## [GIVEN RECORDS]
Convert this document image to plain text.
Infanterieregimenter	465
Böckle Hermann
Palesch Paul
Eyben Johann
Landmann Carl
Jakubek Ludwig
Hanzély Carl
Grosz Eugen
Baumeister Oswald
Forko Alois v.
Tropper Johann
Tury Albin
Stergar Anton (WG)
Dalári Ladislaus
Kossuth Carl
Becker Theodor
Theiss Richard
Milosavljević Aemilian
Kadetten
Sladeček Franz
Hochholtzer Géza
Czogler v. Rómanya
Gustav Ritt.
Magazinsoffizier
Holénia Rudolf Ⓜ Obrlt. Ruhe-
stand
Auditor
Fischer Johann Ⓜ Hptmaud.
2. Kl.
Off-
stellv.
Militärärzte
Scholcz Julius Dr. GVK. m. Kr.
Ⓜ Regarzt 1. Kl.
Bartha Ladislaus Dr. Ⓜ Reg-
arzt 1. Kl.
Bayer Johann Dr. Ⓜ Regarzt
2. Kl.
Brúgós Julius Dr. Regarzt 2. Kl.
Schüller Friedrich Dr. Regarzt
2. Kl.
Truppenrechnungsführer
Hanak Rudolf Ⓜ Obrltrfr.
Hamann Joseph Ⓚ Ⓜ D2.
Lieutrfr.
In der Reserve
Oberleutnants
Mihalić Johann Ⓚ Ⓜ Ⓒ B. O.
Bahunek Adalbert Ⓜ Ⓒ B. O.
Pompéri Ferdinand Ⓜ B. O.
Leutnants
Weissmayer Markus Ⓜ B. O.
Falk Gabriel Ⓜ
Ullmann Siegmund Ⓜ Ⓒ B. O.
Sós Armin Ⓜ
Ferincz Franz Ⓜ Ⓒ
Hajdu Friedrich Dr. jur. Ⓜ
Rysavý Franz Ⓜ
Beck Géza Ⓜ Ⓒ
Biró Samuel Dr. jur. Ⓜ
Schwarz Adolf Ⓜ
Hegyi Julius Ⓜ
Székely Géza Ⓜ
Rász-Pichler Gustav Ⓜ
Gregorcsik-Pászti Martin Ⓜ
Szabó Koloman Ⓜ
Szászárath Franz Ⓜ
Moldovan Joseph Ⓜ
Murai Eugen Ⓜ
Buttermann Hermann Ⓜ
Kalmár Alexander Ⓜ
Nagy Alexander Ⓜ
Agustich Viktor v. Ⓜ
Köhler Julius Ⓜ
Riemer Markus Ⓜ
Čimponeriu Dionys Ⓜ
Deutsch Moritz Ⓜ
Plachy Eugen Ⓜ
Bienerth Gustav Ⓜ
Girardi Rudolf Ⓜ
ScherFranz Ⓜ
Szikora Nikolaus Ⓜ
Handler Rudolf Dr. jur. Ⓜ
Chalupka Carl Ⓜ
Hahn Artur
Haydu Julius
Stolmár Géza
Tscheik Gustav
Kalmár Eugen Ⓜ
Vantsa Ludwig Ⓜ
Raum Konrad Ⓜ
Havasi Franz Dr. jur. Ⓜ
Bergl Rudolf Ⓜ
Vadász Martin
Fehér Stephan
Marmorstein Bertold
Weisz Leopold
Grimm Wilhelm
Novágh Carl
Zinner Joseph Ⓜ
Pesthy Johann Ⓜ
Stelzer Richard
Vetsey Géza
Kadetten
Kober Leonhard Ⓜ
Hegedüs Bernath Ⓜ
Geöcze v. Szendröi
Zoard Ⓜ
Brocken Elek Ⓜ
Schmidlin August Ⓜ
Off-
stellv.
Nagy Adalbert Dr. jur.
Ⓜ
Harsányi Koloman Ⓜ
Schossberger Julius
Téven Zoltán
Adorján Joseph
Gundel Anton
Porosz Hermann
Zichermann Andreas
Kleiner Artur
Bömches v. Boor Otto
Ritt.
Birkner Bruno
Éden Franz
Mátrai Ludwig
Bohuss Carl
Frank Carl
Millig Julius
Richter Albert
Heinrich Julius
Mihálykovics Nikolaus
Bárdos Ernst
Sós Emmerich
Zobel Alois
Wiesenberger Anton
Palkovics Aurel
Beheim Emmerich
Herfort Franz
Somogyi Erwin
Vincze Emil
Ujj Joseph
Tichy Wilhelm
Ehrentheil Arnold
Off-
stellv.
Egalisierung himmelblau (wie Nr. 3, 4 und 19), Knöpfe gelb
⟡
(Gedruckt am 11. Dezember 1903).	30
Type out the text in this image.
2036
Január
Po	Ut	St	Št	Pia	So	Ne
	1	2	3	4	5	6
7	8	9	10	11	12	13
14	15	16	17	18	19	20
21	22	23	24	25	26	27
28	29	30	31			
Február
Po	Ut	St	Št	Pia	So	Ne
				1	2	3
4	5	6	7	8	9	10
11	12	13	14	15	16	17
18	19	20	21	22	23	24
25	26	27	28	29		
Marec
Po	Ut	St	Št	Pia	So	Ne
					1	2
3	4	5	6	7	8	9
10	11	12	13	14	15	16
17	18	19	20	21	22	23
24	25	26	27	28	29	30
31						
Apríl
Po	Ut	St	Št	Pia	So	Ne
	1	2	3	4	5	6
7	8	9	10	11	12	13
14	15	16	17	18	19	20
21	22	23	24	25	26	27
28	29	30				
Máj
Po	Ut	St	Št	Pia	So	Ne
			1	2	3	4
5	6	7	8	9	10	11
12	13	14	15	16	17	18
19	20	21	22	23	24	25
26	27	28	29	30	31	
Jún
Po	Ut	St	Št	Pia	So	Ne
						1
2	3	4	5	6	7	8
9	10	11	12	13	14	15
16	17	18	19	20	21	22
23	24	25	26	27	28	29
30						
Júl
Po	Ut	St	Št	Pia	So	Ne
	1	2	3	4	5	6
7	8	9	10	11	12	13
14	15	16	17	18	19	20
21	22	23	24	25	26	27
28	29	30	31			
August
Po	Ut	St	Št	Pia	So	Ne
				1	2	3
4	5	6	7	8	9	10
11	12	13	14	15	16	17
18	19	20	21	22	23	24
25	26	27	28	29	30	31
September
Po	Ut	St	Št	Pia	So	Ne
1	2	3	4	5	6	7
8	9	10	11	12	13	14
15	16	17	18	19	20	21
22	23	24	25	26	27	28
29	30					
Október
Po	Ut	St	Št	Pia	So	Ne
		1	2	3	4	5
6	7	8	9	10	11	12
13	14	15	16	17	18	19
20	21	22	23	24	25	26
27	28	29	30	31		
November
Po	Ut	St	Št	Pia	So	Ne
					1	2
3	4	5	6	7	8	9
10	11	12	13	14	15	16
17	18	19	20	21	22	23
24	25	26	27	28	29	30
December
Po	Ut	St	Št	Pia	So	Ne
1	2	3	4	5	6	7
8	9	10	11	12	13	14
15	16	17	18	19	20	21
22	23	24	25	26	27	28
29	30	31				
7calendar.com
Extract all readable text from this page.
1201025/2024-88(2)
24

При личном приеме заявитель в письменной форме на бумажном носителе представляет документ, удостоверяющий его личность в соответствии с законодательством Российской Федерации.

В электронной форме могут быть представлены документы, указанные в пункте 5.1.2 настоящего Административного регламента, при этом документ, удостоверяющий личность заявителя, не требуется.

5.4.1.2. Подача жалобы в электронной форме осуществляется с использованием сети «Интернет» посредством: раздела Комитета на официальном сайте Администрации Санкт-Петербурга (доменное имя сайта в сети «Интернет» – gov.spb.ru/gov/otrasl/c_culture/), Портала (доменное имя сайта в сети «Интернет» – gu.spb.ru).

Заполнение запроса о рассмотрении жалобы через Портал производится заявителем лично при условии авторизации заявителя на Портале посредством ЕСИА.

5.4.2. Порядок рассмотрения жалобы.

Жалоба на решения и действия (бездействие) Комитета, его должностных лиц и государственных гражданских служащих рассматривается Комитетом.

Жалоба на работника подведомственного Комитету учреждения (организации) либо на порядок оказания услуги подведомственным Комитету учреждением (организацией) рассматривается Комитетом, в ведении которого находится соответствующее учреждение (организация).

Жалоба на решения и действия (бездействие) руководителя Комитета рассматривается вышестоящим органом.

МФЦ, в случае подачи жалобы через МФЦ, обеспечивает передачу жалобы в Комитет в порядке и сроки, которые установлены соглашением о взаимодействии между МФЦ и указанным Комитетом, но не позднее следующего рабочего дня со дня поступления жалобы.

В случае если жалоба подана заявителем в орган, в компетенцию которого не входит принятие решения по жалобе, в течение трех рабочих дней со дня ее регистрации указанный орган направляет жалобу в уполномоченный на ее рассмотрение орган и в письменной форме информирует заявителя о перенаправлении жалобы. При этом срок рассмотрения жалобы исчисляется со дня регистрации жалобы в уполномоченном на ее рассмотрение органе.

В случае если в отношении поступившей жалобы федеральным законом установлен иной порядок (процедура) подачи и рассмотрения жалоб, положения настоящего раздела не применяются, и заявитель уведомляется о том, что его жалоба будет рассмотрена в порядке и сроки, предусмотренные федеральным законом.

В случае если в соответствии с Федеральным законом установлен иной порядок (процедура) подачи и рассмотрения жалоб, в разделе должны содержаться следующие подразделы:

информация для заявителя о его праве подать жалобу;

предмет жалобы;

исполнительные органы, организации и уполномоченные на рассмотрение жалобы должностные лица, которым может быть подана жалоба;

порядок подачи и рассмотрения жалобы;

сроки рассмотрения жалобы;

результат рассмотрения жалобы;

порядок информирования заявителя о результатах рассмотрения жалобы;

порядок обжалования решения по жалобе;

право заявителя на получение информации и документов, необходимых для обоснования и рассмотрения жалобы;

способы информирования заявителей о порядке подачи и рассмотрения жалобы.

## [WORK TO DO]
Where a line holds "жалобе", copy it out.

## [SOLUTION TO THIS TASK]
В случае если жалоба подана заявителем в орган, в компетенцию которого не входит принятие решения по жалобе, в течение трех рабочих дней со дня ее регистрации указанный орган направляет жалобу в уполномоченный на ее рассмотрение орган и в письменной форме информирует заявителя о перенаправлении жалобы. При этом срок рассмотрения жалобы исчисляется со дня регистрации жалобы в уполномоченном на ее рассмотрение органе.
порядок обжалования решения по жалобе;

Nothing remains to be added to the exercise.